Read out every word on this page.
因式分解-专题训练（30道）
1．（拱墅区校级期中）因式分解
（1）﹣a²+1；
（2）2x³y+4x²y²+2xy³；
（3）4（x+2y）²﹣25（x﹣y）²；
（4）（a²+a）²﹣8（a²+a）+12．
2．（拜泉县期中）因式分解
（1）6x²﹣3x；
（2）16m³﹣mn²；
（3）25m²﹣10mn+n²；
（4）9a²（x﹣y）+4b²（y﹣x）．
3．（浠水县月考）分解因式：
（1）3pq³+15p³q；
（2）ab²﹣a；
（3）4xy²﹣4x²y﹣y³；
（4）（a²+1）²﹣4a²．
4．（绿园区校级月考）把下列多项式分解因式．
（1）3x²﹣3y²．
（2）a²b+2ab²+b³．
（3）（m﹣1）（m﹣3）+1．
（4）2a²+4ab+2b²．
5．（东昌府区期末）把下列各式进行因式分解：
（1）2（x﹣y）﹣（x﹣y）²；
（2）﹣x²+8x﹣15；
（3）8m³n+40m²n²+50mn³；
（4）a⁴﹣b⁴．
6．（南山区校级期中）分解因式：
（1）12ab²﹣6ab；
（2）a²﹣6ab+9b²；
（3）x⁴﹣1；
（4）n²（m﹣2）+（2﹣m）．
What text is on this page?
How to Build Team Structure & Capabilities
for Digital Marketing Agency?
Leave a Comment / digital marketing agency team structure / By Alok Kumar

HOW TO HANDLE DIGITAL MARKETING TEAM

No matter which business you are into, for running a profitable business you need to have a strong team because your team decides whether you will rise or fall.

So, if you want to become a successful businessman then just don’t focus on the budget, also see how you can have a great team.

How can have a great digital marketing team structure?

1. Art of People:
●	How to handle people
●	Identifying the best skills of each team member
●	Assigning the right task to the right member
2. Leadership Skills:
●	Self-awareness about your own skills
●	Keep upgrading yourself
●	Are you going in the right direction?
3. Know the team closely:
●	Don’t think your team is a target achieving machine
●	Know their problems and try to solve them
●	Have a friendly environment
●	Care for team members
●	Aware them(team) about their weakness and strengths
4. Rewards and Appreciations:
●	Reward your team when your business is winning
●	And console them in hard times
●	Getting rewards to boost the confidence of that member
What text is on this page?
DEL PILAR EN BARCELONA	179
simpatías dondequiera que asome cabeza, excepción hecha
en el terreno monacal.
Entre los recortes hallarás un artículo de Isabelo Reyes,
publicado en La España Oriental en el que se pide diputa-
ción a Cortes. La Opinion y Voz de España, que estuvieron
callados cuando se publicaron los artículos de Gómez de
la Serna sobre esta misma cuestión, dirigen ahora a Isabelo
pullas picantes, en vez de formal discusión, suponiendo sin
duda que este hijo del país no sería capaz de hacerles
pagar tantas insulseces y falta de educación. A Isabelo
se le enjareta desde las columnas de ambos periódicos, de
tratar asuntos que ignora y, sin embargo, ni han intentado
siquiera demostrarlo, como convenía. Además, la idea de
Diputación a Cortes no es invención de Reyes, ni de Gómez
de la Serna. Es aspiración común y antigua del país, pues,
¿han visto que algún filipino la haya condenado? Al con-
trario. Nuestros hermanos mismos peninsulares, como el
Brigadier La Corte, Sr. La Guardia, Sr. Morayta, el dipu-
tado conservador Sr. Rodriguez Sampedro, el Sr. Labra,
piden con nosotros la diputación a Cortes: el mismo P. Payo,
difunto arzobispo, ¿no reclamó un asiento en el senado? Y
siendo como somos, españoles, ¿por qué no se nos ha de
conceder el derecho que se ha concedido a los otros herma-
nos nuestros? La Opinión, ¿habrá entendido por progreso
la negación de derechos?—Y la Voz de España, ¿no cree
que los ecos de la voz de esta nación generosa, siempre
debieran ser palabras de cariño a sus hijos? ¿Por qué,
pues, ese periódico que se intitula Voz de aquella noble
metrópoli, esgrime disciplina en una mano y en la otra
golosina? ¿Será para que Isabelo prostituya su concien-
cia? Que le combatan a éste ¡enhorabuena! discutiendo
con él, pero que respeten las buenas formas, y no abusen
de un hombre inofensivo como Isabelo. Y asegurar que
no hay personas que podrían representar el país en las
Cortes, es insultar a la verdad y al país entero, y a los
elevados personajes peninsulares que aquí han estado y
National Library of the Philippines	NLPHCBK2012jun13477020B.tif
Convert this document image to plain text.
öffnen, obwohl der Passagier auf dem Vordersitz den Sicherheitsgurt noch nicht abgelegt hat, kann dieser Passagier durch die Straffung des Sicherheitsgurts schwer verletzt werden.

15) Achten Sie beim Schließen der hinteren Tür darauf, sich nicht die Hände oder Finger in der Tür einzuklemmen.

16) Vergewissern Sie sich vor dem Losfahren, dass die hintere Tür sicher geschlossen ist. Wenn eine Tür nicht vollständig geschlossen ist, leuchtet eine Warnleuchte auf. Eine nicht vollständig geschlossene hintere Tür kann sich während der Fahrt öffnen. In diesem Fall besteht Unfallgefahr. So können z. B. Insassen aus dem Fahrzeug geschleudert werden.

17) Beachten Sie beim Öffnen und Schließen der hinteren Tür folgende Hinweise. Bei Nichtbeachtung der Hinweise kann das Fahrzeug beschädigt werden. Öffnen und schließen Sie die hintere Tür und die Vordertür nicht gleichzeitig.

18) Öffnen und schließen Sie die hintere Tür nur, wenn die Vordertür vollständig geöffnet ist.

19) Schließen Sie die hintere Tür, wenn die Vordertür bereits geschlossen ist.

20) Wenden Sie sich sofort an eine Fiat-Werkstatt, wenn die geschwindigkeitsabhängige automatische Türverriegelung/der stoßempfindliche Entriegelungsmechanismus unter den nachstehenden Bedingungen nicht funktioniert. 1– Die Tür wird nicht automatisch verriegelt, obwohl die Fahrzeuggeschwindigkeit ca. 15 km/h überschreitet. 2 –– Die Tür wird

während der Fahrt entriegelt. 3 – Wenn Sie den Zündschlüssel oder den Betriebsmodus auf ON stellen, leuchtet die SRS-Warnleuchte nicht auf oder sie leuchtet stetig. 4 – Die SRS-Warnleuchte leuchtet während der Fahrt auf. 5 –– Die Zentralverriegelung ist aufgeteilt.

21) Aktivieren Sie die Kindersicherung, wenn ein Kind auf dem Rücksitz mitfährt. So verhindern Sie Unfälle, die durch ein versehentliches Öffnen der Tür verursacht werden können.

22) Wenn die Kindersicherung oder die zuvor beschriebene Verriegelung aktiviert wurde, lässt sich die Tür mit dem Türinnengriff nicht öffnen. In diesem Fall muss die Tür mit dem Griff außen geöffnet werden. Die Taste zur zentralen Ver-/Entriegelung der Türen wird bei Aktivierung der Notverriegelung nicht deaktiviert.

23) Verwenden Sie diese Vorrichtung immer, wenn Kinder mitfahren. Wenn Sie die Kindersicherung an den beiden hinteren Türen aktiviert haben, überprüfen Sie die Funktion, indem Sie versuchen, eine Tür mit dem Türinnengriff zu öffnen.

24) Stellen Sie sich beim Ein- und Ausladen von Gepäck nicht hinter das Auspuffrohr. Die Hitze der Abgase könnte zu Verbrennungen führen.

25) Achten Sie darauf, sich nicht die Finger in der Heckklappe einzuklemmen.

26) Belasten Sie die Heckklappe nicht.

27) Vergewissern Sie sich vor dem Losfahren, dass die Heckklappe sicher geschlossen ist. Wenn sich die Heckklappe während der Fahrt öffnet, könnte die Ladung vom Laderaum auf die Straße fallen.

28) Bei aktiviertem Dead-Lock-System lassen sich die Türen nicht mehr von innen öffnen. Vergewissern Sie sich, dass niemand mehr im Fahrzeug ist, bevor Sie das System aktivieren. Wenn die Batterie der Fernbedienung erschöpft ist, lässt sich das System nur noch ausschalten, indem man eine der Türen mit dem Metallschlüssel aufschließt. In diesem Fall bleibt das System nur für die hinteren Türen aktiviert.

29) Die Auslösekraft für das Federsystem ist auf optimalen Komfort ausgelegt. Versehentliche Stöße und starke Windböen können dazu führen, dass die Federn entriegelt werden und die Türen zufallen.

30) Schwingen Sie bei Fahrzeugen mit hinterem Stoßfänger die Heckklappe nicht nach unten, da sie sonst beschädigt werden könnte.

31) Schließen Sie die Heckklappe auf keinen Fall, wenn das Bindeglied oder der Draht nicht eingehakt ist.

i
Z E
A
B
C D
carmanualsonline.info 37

TASK DIRECTIONS - Reply with nothing except the number of lines in the listing above that include "können".

ANSWER TO THE TASK - 3